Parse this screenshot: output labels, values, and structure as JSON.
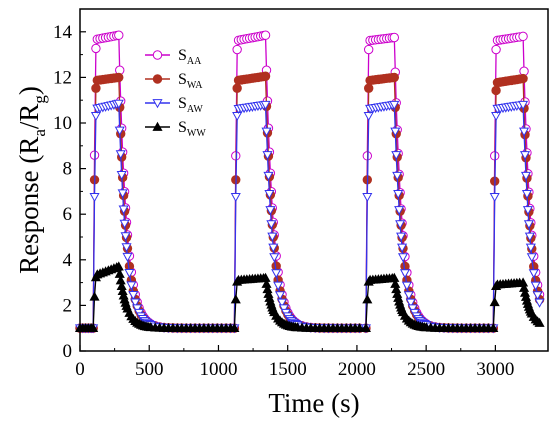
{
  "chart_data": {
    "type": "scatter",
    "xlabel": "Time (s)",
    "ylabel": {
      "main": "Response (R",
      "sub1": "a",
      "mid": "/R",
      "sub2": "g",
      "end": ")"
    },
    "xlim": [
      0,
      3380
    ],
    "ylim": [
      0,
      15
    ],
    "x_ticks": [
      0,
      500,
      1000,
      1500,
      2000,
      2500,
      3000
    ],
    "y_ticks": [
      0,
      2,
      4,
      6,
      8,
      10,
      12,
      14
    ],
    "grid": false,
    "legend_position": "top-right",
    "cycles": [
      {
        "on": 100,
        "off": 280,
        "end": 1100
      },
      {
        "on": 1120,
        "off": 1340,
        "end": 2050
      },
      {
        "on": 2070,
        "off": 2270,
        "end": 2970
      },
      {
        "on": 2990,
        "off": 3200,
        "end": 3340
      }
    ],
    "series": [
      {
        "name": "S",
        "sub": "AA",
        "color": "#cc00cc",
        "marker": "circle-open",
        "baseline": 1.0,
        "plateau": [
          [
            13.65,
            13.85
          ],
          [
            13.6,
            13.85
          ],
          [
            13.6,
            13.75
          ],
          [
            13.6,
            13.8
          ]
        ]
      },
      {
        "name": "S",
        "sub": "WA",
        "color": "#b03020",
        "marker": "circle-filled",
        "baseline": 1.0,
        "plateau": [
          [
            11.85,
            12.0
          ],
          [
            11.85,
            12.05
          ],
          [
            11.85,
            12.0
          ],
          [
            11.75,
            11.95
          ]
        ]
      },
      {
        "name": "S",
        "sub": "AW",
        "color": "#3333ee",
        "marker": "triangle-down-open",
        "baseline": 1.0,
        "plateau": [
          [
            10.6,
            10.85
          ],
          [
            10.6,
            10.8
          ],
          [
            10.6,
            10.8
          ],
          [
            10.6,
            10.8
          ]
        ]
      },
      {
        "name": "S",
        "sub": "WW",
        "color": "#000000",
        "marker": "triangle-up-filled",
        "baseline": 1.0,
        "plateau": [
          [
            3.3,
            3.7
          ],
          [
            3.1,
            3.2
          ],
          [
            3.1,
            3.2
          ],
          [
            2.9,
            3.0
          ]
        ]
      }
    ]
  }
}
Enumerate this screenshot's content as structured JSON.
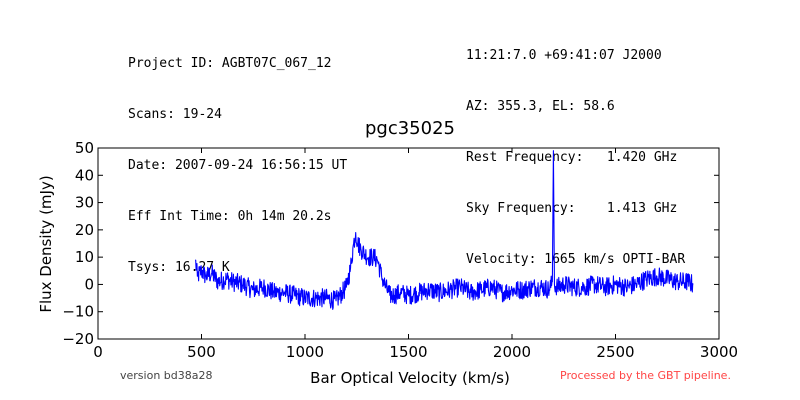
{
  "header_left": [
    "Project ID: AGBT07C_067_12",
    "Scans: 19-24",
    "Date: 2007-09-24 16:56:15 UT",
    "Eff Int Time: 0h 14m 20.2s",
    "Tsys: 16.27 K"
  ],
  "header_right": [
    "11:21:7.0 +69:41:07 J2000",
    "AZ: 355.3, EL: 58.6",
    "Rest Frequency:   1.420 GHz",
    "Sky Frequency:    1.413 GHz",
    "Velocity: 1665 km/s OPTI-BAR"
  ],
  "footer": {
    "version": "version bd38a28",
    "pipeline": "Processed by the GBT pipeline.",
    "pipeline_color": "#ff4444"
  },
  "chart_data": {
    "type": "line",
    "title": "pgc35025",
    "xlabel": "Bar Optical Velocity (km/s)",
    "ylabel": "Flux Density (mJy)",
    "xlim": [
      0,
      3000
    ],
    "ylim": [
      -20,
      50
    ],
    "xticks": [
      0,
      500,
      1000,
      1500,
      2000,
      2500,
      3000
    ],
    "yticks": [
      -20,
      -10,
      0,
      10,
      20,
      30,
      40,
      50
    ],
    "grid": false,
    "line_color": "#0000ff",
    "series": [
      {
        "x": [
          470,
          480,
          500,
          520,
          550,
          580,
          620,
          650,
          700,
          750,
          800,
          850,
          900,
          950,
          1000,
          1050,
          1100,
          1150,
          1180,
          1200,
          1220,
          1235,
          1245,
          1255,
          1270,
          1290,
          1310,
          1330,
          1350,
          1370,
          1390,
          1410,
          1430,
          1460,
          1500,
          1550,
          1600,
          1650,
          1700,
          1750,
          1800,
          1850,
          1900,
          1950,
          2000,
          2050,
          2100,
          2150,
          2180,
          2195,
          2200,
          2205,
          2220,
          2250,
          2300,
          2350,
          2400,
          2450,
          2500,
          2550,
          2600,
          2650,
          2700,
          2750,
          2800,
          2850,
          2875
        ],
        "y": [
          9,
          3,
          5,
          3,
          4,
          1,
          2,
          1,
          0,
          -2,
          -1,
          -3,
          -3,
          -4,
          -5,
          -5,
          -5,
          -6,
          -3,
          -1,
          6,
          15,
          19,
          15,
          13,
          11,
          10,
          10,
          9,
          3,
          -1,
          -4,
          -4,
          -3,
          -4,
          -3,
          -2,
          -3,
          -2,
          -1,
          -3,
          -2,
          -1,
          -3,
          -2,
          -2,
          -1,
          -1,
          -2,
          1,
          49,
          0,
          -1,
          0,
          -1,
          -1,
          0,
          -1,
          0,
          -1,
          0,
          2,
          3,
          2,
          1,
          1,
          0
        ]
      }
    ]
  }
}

——

#### JOB:
Output every entry verbatim. Pictures do not belong in the copy.

#### SOLVED PROBLEM:
Parse this screenshot: output labels, values, and structure as JSON.
{
  "chart_data": {
    "type": "scatter",
    "xlabel": "Time (s)",
    "ylabel": {
      "main": "Response (R",
      "sub1": "a",
      "mid": "/R",
      "sub2": "g",
      "end": ")"
    },
    "xlim": [
      0,
      3380
    ],
    "ylim": [
      0,
      15
    ],
    "x_ticks": [
      0,
      500,
      1000,
      1500,
      2000,
      2500,
      3000
    ],
    "y_ticks": [
      0,
      2,
      4,
      6,
      8,
      10,
      12,
      14
    ],
    "grid": false,
    "legend_position": "top-right",
    "cycles": [
      {
        "on": 100,
        "off": 280,
        "end": 1100
      },
      {
        "on": 1120,
        "off": 1340,
        "end": 2050
      },
      {
        "on": 2070,
        "off": 2270,
        "end": 2970
      },
      {
        "on": 2990,
        "off": 3200,
        "end": 3340
      }
    ],
    "series": [
      {
        "name": "S",
        "sub": "AA",
        "color": "#cc00cc",
        "marker": "circle-open",
        "baseline": 1.0,
        "plateau": [
          [
            13.65,
            13.85
          ],
          [
            13.6,
            13.85
          ],
          [
            13.6,
            13.75
          ],
          [
            13.6,
            13.8
          ]
        ]
      },
      {
        "name": "S",
        "sub": "WA",
        "color": "#b03020",
        "marker": "circle-filled",
        "baseline": 1.0,
        "plateau": [
          [
            11.85,
            12.0
          ],
          [
            11.85,
            12.05
          ],
          [
            11.85,
            12.0
          ],
          [
            11.75,
            11.95
          ]
        ]
      },
      {
        "name": "S",
        "sub": "AW",
        "color": "#3333ee",
        "marker": "triangle-down-open",
        "baseline": 1.0,
        "plateau": [
          [
            10.6,
            10.85
          ],
          [
            10.6,
            10.8
          ],
          [
            10.6,
            10.8
          ],
          [
            10.6,
            10.8
          ]
        ]
      },
      {
        "name": "S",
        "sub": "WW",
        "color": "#000000",
        "marker": "triangle-up-filled",
        "baseline": 1.0,
        "plateau": [
          [
            3.3,
            3.7
          ],
          [
            3.1,
            3.2
          ],
          [
            3.1,
            3.2
          ],
          [
            2.9,
            3.0
          ]
        ]
      }
    ]
  }
}
Enumerate this screenshot's content as structured JSON.
{
  "header_left": [
    "Project ID: AGBT07C_067_12",
    "Scans: 19-24",
    "Date: 2007-09-24 16:56:15 UT",
    "Eff Int Time: 0h 14m 20.2s",
    "Tsys: 16.27 K"
  ],
  "header_right": [
    "11:21:7.0 +69:41:07 J2000",
    "AZ: 355.3, EL: 58.6",
    "Rest Frequency:   1.420 GHz",
    "Sky Frequency:    1.413 GHz",
    "Velocity: 1665 km/s OPTI-BAR"
  ],
  "footer": {
    "version": "version bd38a28",
    "pipeline": "Processed by the GBT pipeline.",
    "pipeline_color": "#ff4444"
  },
  "chart_data": {
    "type": "line",
    "title": "pgc35025",
    "xlabel": "Bar Optical Velocity (km/s)",
    "ylabel": "Flux Density (mJy)",
    "xlim": [
      0,
      3000
    ],
    "ylim": [
      -20,
      50
    ],
    "xticks": [
      0,
      500,
      1000,
      1500,
      2000,
      2500,
      3000
    ],
    "yticks": [
      -20,
      -10,
      0,
      10,
      20,
      30,
      40,
      50
    ],
    "grid": false,
    "line_color": "#0000ff",
    "series": [
      {
        "x": [
          470,
          480,
          500,
          520,
          550,
          580,
          620,
          650,
          700,
          750,
          800,
          850,
          900,
          950,
          1000,
          1050,
          1100,
          1150,
          1180,
          1200,
          1220,
          1235,
          1245,
          1255,
          1270,
          1290,
          1310,
          1330,
          1350,
          1370,
          1390,
          1410,
          1430,
          1460,
          1500,
          1550,
          1600,
          1650,
          1700,
          1750,
          1800,
          1850,
          1900,
          1950,
          2000,
          2050,
          2100,
          2150,
          2180,
          2195,
          2200,
          2205,
          2220,
          2250,
          2300,
          2350,
          2400,
          2450,
          2500,
          2550,
          2600,
          2650,
          2700,
          2750,
          2800,
          2850,
          2875
        ],
        "y": [
          9,
          3,
          5,
          3,
          4,
          1,
          2,
          1,
          0,
          -2,
          -1,
          -3,
          -3,
          -4,
          -5,
          -5,
          -5,
          -6,
          -3,
          -1,
          6,
          15,
          19,
          15,
          13,
          11,
          10,
          10,
          9,
          3,
          -1,
          -4,
          -4,
          -3,
          -4,
          -3,
          -2,
          -3,
          -2,
          -1,
          -3,
          -2,
          -1,
          -3,
          -2,
          -2,
          -1,
          -1,
          -2,
          1,
          49,
          0,
          -1,
          0,
          -1,
          -1,
          0,
          -1,
          0,
          -1,
          0,
          2,
          3,
          2,
          1,
          1,
          0
        ]
      }
    ]
  }
}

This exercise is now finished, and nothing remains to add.